*To do*
[A] In the post on simple and derived properties, which file lists Default_Ignorable_Code_Point among the important derived properties?
[B] Reproduce the passage of the post on simple and derived properties from "Many simple properties" to "important derived properties." without any changes.

*Text*
--------

Simple Properties and Derived Properties (was: Re: Normalization of Hangul)

Thu Feb 21 00:33:12 CET 2008

Patrik said:

> I do though in the ruby implementation now use the derived property  
> value Default_Ignorable_Codepoint, and not the base properties. I  
> would like to go back to use the original properties -- at least for  
> the implementation -- so I can really say I have implemented things  
> from the base properties of the Unicode Standard when I am asked  
> whether there are interoperable implementations.

I would not advise doing so. Using Default_Ignorable_Code_Point
is the correct thing to do, and is using the Unicode
character properties as intended.

The Unicode Standard doesn't actually have a concept of
a "base property" (in part because that term would be
ambiguous for "property of a base character"), but I
think what you are getting at is the distinction made
on p. 89 of the standard between:

D45 Simple property
D46 Derived property

The thing is, however, that a "derived property" in the Unicode
Standard is not a second-class citizen.

Many simple properties in the Unicode Character Database are
defined *only* to contribute to the derivation and/or
stabilization of important derived properties.

Among the first-class *derived* properties important for
implementations are: Uppercase, Lowercase, XID_Start,
XID_Continue, Math, and yes, Default_Ignorable_Code_Point
(all listed in DerivedCoreProperties.txt). Another collection
of derived properties important to optimized implementations of
normalization are in DerivedNormalizationProps.txt.

Implementations should *use* the derived properties, and not
try to rederive them from lists of simple properties and
collections of rules, because of the chances for error and
divergence when doing so.

A user (as opposed to a maintainer) of the Unicode
Standard should see Default_Ignorable_Code_Point as
just another character property and use it at face value.

--Ken

--------

*Supplied material*

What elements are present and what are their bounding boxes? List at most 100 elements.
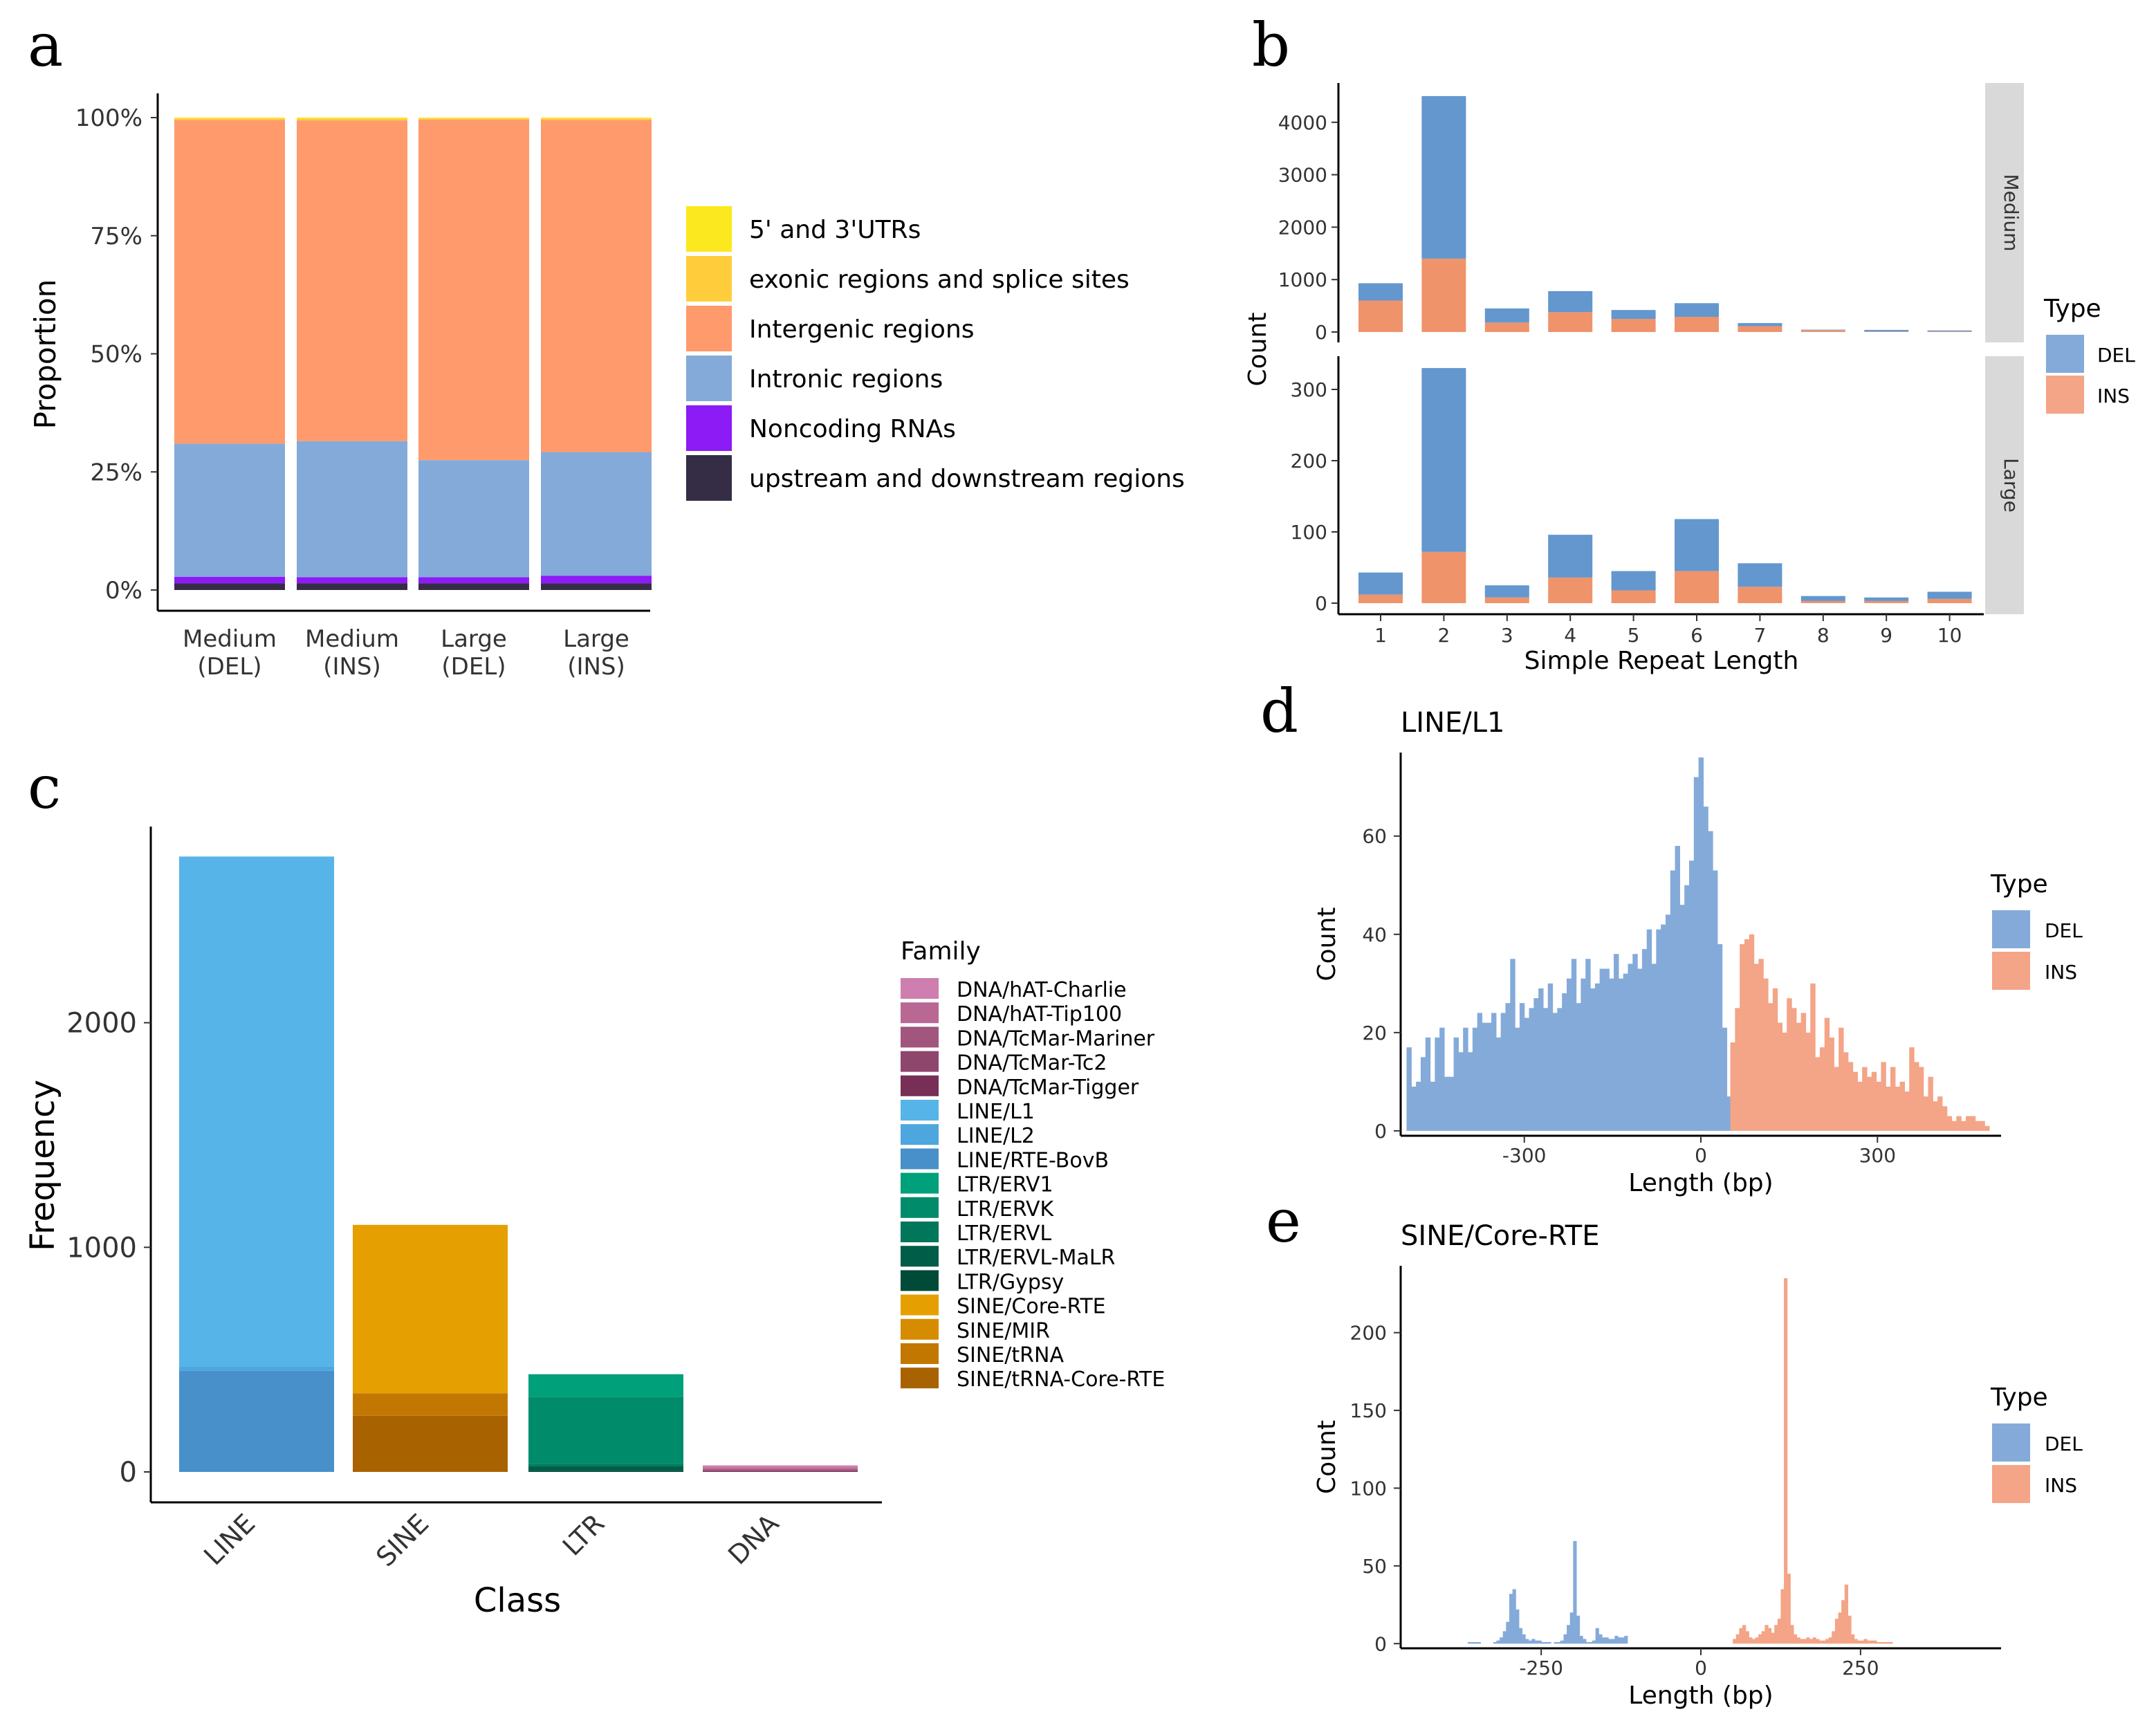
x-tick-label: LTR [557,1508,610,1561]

--------

*Outputs in order*
[A] DerivedCoreProperties.txt

[B]
Many simple properties in the Unicode Character Database are
defined *only* to contribute to the derivation and/or
stabilization of important derived properties.